→ TASK REQUIREMENTS: All lines in the data bearing the string "Mentee" should be identified and copied.

--- start STORED RECORDS ---

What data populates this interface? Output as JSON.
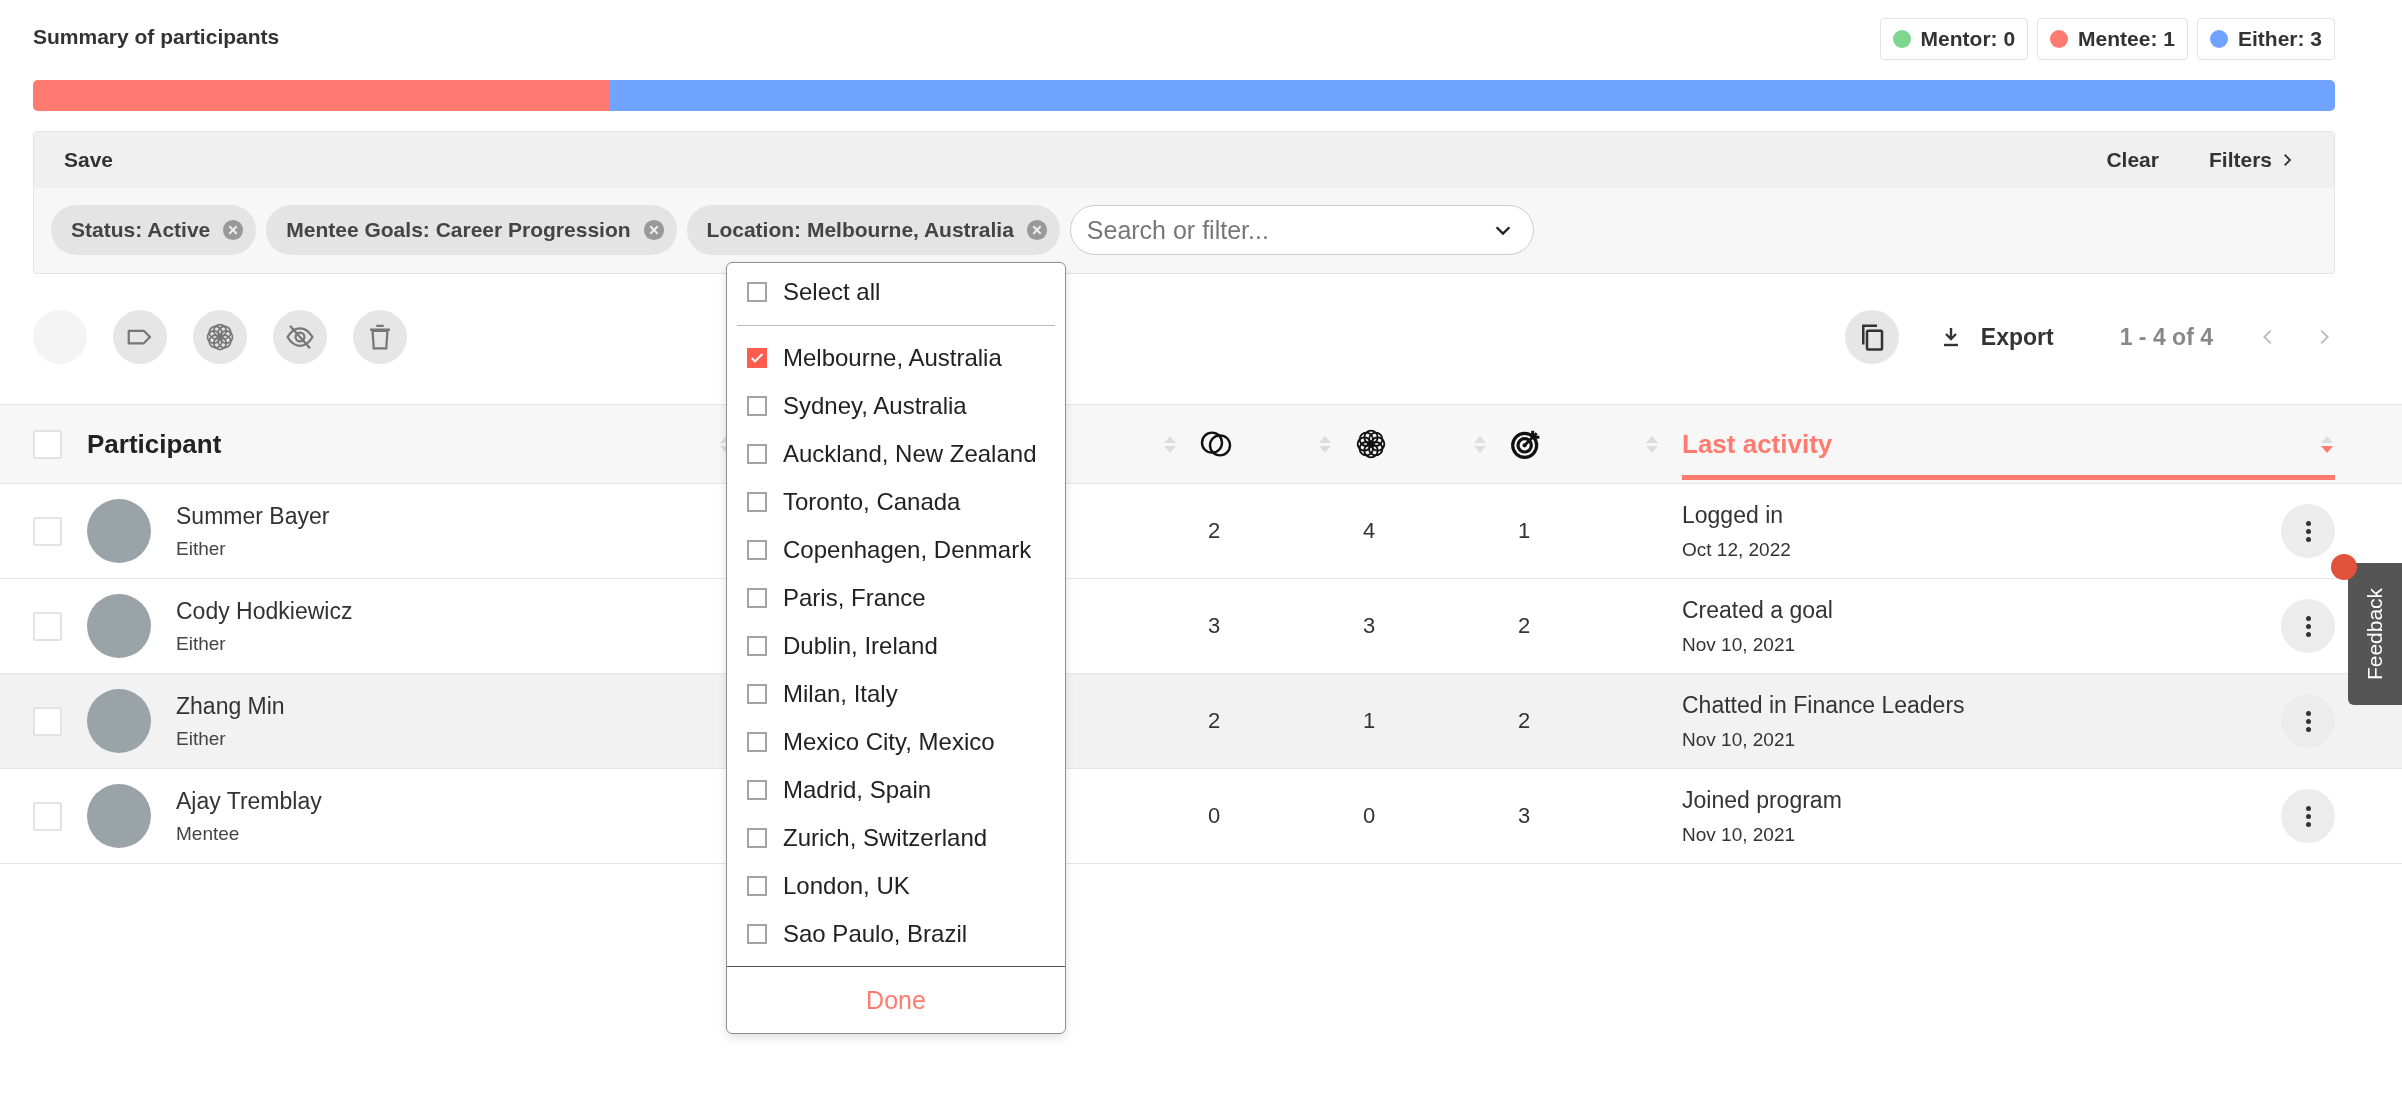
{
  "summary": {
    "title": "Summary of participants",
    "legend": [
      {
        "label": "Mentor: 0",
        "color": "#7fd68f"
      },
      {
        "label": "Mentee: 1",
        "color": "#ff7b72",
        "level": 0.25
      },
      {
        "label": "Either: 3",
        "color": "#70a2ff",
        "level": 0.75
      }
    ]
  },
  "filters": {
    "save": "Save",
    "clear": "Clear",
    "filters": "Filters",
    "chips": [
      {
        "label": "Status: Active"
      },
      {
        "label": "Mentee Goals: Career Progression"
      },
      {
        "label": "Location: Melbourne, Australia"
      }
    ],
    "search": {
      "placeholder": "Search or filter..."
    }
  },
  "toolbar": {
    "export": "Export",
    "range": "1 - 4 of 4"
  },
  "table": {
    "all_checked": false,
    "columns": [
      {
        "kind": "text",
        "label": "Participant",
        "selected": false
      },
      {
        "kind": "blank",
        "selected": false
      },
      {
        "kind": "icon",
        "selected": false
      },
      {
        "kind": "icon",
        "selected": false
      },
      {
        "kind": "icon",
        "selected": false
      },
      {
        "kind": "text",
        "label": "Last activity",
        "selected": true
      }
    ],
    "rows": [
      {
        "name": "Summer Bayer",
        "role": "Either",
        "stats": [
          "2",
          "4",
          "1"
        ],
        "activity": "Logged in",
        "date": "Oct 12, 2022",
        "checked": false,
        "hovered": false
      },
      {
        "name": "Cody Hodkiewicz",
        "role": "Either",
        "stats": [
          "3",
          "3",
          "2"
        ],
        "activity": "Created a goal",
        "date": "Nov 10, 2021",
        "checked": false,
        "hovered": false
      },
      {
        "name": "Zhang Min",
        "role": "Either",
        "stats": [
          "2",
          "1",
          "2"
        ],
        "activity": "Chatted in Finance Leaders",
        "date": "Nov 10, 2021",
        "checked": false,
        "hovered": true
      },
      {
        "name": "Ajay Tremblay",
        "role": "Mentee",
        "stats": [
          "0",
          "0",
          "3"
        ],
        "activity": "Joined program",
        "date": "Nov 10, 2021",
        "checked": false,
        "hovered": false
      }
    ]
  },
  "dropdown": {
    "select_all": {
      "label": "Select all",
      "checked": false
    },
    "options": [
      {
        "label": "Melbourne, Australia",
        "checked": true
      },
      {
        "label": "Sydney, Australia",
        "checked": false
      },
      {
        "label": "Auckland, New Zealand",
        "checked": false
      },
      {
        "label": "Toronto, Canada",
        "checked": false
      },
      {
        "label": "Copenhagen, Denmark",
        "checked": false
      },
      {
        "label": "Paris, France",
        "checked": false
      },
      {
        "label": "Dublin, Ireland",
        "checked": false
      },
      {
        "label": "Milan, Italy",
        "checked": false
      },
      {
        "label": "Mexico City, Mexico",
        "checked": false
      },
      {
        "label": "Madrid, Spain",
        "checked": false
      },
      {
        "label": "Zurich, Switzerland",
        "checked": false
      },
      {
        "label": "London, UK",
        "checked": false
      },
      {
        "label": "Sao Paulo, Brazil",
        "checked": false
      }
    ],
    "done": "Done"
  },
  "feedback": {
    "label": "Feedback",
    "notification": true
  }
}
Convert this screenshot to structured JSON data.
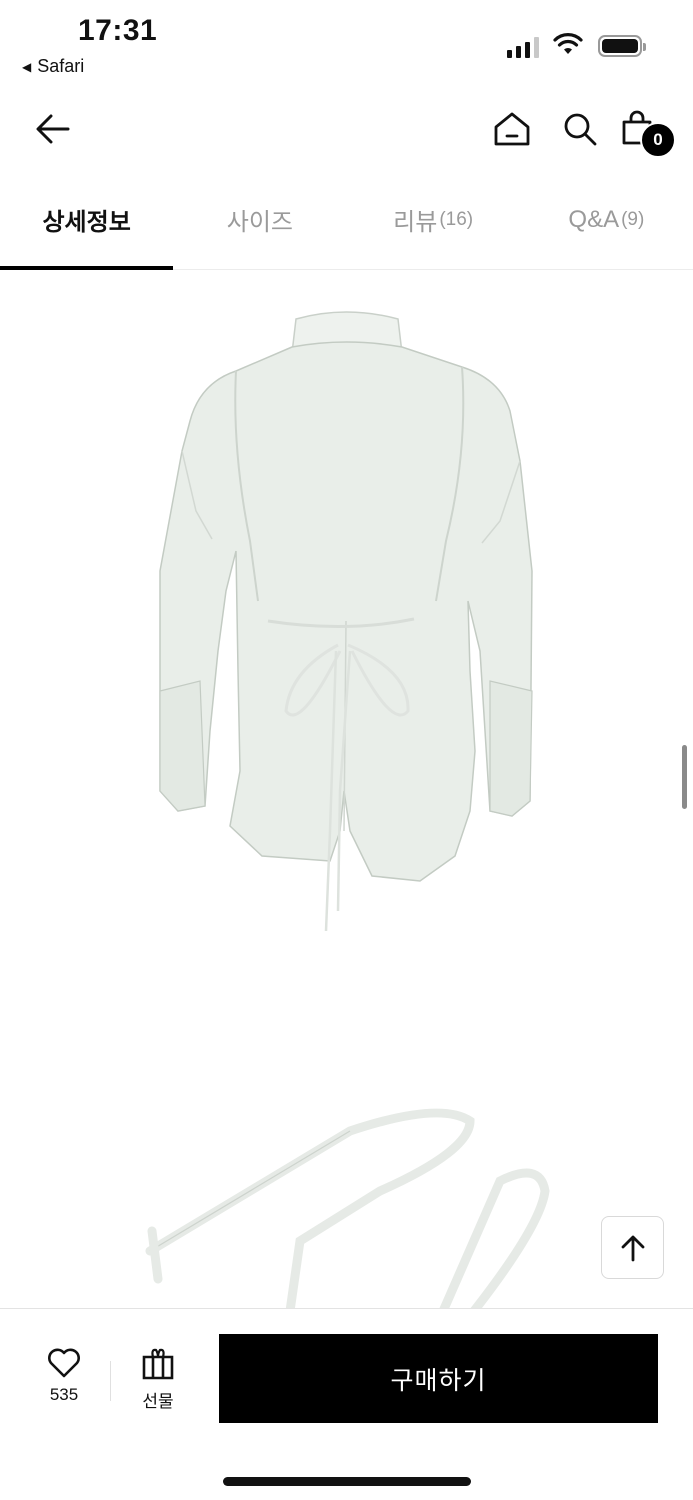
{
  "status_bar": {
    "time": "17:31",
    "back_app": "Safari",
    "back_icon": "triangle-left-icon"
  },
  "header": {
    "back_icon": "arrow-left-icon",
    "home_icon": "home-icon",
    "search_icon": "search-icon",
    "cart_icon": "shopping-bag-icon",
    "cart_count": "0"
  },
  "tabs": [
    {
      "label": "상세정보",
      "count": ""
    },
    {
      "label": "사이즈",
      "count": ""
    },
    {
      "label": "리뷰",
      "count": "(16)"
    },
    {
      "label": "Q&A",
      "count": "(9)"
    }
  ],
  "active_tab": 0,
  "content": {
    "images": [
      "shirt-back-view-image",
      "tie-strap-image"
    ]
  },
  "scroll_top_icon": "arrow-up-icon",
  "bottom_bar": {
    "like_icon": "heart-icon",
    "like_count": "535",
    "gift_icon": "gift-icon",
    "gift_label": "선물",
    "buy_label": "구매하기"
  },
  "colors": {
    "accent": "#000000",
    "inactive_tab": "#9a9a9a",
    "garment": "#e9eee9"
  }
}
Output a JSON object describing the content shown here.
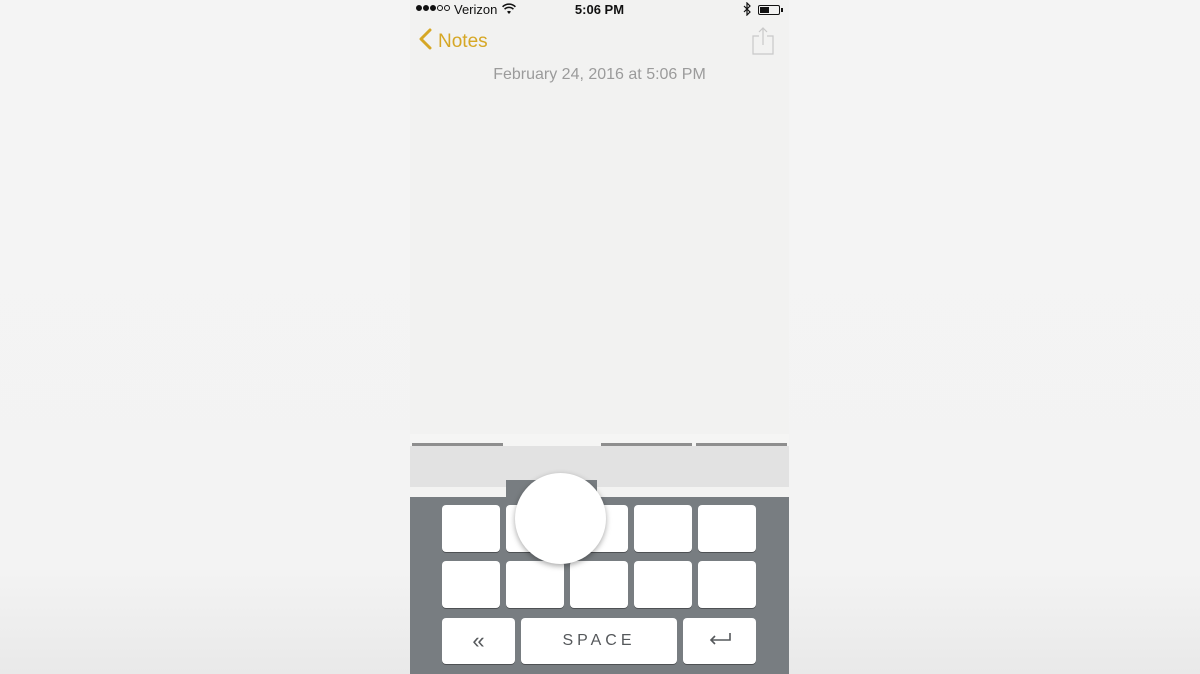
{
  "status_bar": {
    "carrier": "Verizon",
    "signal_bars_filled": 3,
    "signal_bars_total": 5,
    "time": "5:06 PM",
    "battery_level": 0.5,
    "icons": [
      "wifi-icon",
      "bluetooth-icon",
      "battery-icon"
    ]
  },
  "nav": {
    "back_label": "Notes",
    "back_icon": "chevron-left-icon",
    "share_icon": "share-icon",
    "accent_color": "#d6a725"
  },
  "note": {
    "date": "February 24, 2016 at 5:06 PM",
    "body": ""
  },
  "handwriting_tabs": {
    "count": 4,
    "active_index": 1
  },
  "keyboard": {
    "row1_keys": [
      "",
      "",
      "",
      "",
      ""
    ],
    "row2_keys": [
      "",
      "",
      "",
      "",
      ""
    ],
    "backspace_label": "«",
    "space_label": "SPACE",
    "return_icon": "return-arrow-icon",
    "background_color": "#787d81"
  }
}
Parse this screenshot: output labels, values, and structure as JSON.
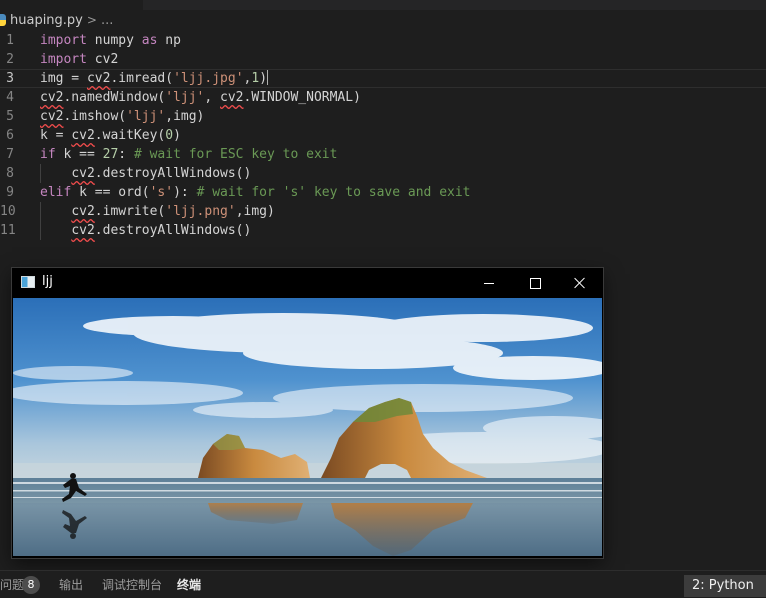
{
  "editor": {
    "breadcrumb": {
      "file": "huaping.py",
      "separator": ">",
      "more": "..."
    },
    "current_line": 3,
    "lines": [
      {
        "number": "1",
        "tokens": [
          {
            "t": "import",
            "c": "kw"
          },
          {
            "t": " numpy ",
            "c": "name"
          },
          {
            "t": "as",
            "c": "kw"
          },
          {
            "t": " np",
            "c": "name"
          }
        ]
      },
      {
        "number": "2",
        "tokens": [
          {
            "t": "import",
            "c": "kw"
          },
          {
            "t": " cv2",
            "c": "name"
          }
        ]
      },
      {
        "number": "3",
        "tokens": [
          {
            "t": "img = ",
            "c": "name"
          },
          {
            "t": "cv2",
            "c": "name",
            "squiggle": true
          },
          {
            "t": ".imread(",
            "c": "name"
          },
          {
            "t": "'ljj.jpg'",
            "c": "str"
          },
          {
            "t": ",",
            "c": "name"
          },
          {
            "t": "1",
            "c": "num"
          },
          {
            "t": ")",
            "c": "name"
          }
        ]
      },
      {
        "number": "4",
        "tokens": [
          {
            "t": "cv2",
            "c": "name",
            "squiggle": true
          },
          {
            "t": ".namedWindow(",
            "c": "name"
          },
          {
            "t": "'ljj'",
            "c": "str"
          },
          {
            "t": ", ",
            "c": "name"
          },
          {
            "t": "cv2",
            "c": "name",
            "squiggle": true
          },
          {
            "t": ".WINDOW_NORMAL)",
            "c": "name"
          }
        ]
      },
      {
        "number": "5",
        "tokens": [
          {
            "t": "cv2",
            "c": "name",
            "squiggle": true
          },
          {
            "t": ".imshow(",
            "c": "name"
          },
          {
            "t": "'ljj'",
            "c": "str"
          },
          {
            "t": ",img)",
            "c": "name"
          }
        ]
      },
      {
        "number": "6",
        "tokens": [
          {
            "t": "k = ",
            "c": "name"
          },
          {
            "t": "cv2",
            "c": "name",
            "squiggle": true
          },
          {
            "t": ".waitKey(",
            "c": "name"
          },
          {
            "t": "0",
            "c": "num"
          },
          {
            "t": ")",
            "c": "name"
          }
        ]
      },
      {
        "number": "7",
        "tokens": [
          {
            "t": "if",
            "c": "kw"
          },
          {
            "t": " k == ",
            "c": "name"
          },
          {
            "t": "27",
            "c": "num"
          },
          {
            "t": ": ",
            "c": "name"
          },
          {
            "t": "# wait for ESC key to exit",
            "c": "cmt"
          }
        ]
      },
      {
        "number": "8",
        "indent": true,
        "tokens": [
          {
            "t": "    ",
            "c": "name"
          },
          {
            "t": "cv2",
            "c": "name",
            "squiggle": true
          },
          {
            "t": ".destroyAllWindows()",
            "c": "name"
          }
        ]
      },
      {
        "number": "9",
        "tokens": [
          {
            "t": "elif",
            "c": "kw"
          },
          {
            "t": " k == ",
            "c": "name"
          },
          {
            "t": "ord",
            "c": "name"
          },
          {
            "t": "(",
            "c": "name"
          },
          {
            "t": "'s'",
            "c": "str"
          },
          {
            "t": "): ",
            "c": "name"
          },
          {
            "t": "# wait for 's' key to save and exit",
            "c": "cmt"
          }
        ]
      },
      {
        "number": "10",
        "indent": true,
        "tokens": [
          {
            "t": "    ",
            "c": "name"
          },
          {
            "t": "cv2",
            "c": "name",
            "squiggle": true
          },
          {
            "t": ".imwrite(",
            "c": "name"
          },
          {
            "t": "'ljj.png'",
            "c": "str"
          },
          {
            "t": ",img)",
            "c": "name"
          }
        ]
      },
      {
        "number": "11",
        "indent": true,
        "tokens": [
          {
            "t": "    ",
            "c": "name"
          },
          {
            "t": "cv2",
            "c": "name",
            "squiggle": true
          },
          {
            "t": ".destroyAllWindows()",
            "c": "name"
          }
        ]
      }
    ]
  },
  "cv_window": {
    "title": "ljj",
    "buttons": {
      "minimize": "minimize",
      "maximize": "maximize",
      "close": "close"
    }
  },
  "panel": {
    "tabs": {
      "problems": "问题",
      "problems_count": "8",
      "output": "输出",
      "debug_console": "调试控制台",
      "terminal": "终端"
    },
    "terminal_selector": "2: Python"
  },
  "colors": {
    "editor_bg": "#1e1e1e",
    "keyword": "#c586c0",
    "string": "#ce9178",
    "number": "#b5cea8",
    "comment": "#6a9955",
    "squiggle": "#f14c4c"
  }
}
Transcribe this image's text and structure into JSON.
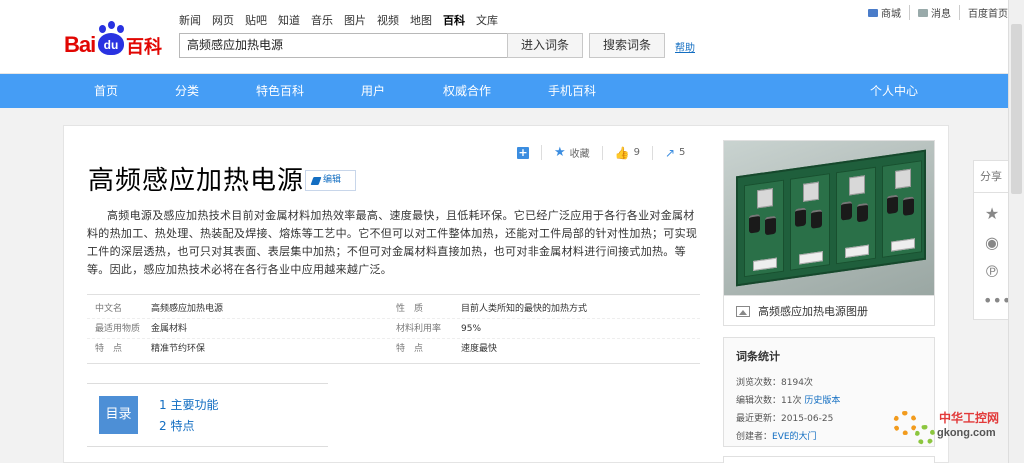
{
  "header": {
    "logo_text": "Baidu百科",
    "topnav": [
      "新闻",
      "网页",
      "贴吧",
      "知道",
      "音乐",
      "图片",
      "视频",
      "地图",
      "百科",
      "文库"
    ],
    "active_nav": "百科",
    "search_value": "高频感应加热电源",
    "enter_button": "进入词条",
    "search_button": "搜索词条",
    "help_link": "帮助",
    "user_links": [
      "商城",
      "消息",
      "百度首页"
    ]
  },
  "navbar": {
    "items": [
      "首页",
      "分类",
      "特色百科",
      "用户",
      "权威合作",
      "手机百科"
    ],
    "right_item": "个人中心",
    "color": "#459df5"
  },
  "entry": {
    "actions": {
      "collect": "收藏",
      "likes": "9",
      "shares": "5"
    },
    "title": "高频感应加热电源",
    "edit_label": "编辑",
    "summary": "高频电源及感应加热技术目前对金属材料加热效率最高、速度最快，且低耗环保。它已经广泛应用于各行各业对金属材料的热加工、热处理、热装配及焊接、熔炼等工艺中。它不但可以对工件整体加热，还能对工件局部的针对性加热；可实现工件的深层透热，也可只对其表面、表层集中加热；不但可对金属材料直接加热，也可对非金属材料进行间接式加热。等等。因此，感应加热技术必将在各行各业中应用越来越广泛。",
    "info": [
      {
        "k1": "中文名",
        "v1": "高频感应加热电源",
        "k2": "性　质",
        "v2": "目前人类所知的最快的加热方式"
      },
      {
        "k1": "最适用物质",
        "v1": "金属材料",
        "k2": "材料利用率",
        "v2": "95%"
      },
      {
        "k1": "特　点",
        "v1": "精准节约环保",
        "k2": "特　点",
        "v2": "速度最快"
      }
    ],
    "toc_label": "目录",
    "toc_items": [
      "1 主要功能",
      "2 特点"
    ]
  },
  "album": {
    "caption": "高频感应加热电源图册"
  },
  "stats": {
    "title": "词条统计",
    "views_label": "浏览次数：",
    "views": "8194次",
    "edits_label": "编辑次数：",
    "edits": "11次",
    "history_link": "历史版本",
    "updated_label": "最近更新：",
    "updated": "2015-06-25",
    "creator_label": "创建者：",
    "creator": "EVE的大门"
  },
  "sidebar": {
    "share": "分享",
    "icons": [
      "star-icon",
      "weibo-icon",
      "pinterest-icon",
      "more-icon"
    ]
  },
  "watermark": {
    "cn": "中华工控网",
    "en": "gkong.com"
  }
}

--- end STORED RECORDS ---

→ CORRECT RESULT:
        "label": "Mentee: 1",
        "label": "Mentee Goals: Career Progression"
        "role": "Mentee",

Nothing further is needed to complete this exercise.